Exercise requirements. Every record here needs to be written out again exactly.
>> Start Data for this exercise
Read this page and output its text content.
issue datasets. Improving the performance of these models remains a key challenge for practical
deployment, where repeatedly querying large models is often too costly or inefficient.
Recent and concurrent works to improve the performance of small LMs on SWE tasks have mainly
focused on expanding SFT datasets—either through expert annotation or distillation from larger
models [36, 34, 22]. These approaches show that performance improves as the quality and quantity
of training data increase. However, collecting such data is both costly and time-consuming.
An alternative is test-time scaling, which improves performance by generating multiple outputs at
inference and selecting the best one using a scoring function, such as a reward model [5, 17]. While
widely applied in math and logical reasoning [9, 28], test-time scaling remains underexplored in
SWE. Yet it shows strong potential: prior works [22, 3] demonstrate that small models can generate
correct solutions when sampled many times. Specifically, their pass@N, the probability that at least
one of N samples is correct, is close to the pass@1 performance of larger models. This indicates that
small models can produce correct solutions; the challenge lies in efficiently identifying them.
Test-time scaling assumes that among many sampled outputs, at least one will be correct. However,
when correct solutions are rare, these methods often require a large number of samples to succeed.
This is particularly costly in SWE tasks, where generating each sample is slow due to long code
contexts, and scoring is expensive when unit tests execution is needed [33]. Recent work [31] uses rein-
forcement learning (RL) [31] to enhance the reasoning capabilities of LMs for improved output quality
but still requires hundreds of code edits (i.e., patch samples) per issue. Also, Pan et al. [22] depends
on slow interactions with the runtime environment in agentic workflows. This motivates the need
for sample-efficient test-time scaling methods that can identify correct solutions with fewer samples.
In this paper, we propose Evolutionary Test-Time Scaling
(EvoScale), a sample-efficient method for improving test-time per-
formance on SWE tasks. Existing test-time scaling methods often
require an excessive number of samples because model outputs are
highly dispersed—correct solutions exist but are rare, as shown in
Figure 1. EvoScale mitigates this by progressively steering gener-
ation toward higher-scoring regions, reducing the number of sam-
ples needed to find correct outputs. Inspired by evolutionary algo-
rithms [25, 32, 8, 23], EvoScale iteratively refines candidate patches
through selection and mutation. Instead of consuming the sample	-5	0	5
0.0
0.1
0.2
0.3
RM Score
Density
>> End Data for this exercise
Response.
Read this page and output its text content.
issue datasets. Improving the performance of these models remains a key challenge for practical
deployment, where repeatedly querying large models is often too costly or inefficient.
Recent and concurrent works to improve the performance of small LMs on SWE tasks have mainly
focused on expanding SFT datasets—either through expert annotation or distillation from larger
models [36, 34, 22]. These approaches show that performance improves as the quality and quantity
of training data increase. However, collecting such data is both costly and time-consuming.
An alternative is test-time scaling, which improves performance by generating multiple outputs at
inference and selecting the best one using a scoring function, such as a reward model [5, 17]. While
widely applied in math and logical reasoning [9, 28], test-time scaling remains underexplored in
SWE. Yet it shows strong potential: prior works [22, 3] demonstrate that small models can generate
correct solutions when sampled many times. Specifically, their pass@N, the probability that at least
one of N samples is correct, is close to the pass@1 performance of larger models. This indicates that
small models can produce correct solutions; the challenge lies in efficiently identifying them.
Test-time scaling assumes that among many sampled outputs, at least one will be correct. However,
when correct solutions are rare, these methods often require a large number of samples to succeed.
This is particularly costly in SWE tasks, where generating each sample is slow due to long code
contexts, and scoring is expensive when unit tests execution is needed [33]. Recent work [31] uses rein-
forcement learning (RL) [31] to enhance the reasoning capabilities of LMs for improved output quality
but still requires hundreds of code edits (i.e., patch samples) per issue. Also, Pan et al. [22] depends
on slow interactions with the runtime environment in agentic workflows. This motivates the need
for sample-efficient test-time scaling methods that can identify correct solutions with fewer samples.
In this paper, we propose Evolutionary Test-Time Scaling
(EvoScale), a sample-efficient method for improving test-time per-
formance on SWE tasks. Existing test-time scaling methods often
require an excessive number of samples because model outputs are
highly dispersed—correct solutions exist but are rare, as shown in
Figure 1. EvoScale mitigates this by progressively steering gener-
ation toward higher-scoring regions, reducing the number of sam-
ples needed to find correct outputs. Inspired by evolutionary algo-
rithms [25, 32, 8, 23], EvoScale iteratively refines candidate patches
through selection and mutation. Instead of consuming the sample	-5	0	5
0.0
0.1
0.2
0.3
RM Score
Density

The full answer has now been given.